━━━ Raw records ━━━
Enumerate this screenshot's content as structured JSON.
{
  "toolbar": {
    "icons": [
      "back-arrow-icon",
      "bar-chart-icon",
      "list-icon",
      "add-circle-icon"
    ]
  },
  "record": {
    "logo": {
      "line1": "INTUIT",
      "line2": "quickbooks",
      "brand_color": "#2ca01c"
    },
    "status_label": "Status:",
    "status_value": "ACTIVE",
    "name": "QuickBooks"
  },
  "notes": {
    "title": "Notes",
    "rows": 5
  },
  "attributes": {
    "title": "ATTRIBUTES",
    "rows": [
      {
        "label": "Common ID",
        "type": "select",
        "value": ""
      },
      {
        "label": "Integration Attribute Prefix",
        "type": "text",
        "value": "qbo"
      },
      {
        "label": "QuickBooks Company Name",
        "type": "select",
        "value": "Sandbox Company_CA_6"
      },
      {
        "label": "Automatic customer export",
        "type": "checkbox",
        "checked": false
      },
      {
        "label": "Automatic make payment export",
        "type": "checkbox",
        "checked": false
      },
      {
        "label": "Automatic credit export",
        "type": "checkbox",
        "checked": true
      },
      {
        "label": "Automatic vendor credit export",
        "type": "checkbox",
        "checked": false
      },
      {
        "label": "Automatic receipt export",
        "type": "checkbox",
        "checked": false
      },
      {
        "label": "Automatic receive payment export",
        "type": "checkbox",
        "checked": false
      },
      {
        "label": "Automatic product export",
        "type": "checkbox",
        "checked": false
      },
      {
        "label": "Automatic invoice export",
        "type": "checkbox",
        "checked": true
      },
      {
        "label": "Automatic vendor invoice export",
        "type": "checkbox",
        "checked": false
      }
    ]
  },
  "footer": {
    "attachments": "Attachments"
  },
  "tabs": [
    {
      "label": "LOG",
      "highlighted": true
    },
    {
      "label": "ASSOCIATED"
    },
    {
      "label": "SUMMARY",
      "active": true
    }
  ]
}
━━━
_Work required:_
From the entries above, pull out each line that includes "true".

_Solution to this problem:_
        "checked": true
        "checked": true
      "highlighted": true
      "active": true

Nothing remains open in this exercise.